◆ **PROBLEM**:
Look through the material and copy each line holding "image".

Dataset listings of figures:
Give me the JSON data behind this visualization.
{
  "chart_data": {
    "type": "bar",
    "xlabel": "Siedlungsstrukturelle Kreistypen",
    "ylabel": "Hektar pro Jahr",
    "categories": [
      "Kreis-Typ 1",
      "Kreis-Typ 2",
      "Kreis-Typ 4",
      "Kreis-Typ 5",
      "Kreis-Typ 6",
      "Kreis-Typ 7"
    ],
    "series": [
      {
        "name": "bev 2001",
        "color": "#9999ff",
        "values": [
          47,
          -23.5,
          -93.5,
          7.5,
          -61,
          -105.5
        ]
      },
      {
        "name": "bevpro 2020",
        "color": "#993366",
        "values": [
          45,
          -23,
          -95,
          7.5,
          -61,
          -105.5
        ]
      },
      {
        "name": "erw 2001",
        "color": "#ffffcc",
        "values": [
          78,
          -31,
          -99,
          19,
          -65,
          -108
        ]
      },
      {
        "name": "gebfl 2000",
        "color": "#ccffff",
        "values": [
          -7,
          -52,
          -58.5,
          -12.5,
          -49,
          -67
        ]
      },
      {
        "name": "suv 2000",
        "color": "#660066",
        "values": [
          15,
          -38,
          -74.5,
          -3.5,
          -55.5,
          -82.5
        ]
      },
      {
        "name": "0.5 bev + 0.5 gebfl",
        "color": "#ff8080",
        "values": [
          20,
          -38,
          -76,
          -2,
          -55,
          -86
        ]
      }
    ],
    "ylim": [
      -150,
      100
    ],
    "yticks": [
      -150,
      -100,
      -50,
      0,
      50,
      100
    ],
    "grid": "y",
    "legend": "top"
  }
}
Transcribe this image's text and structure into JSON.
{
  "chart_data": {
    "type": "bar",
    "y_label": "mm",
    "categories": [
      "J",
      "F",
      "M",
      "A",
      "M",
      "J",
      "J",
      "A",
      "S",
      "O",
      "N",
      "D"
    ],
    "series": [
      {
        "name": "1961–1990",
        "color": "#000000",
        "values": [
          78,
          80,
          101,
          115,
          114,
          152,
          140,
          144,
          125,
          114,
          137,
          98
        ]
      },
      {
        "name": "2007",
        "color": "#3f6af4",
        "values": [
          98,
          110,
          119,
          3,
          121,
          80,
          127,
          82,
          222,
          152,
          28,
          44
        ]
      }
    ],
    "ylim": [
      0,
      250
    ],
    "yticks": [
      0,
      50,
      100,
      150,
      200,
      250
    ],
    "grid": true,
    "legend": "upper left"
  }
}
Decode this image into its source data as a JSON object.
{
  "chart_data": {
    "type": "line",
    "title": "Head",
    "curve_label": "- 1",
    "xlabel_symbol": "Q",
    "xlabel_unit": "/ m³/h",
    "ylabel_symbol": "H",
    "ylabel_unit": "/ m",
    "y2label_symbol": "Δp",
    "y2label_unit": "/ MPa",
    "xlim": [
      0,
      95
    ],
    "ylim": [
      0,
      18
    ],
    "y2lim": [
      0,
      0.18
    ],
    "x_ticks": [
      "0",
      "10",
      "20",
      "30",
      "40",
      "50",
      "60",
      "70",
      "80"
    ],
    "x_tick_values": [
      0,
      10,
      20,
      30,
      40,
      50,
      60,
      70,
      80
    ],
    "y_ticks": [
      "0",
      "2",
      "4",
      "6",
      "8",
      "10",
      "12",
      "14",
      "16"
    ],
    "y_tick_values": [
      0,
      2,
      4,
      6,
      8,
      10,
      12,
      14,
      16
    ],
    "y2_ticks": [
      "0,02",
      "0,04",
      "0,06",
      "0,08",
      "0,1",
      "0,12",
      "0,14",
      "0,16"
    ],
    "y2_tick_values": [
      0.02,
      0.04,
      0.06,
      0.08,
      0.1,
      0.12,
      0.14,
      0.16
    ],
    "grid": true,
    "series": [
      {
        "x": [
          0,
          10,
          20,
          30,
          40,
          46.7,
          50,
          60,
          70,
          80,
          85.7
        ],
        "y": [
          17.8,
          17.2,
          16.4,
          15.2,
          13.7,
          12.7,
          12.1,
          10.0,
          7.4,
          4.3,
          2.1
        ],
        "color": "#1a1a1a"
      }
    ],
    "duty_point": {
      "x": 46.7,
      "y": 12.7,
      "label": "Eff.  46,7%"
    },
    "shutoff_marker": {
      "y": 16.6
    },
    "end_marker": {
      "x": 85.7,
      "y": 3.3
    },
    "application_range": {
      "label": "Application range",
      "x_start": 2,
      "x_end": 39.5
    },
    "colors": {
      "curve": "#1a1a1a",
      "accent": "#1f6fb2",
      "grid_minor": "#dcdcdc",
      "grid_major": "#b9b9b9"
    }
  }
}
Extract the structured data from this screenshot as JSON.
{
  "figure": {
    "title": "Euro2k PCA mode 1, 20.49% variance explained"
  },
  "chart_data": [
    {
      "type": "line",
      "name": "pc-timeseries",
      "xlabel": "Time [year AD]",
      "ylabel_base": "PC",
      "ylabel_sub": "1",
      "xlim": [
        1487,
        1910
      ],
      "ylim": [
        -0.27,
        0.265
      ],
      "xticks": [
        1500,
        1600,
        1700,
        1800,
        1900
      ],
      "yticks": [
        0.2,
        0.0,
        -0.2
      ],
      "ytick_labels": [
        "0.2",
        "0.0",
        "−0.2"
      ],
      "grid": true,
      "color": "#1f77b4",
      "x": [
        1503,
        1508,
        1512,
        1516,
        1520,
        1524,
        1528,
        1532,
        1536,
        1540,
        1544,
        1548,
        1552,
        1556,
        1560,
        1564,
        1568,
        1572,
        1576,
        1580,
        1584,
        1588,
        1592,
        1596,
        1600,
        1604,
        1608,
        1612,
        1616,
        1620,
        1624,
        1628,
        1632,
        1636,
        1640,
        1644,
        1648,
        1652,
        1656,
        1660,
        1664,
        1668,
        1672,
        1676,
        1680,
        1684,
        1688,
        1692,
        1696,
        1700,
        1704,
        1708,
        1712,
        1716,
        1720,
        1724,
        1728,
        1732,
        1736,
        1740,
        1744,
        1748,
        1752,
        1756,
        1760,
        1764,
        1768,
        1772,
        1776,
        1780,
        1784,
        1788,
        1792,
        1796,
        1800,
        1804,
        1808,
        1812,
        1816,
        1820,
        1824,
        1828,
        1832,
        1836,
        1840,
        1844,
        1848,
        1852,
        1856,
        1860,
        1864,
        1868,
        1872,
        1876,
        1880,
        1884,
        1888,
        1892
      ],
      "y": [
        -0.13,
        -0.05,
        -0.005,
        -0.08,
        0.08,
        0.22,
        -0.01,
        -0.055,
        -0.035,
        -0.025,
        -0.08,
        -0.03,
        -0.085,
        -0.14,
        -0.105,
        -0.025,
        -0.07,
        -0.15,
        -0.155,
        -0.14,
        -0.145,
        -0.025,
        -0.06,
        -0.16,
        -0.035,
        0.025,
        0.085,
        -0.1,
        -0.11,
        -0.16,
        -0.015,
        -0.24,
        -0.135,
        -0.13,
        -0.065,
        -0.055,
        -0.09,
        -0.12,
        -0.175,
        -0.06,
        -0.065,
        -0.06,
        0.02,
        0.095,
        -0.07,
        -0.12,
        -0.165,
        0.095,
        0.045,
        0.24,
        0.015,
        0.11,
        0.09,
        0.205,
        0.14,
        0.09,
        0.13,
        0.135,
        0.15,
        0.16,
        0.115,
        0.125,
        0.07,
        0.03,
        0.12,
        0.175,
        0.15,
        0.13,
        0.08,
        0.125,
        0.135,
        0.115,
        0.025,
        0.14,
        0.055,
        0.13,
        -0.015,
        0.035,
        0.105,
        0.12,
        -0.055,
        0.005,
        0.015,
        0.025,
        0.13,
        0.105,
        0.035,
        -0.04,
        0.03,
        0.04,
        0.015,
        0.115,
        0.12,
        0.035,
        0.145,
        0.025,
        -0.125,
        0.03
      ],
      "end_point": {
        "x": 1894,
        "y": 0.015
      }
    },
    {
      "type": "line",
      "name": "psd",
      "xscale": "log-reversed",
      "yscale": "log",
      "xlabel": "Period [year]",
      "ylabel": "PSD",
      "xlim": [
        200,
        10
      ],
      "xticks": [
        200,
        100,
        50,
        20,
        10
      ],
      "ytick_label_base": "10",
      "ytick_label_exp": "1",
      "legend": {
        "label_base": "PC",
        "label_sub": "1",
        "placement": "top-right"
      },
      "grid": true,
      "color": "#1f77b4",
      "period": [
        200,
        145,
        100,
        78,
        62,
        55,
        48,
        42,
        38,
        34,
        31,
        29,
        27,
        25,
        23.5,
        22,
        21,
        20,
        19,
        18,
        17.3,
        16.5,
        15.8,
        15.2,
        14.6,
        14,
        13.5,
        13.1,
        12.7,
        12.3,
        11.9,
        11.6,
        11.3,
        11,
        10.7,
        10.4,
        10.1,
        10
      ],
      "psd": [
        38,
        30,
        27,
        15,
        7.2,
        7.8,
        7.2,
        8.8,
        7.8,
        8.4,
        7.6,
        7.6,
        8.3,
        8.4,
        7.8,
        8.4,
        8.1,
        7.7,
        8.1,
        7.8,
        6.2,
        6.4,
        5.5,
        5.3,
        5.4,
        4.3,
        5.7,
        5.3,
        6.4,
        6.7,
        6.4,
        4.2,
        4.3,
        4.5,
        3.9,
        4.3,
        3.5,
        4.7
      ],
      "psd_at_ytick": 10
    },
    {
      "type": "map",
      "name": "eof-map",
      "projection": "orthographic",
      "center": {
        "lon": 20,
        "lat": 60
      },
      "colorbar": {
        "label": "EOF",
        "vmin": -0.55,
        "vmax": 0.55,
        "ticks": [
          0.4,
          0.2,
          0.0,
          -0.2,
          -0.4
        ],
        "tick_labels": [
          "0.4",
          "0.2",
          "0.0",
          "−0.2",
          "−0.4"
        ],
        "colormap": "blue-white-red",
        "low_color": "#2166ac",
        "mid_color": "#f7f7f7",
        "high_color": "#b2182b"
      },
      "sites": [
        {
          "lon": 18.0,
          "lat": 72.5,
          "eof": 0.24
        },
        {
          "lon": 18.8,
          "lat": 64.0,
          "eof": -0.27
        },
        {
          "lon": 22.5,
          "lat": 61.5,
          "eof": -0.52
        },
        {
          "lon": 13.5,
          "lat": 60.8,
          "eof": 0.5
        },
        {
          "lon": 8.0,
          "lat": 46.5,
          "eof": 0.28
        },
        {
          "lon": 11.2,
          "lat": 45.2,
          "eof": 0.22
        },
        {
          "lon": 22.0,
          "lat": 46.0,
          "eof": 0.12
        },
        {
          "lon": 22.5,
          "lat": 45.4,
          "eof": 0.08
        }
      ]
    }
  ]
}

◆ **RESULT OF THE EXERCISE**:
Transcribe this image's text and structure into JSON.
Decode this image into its source data as a JSON object.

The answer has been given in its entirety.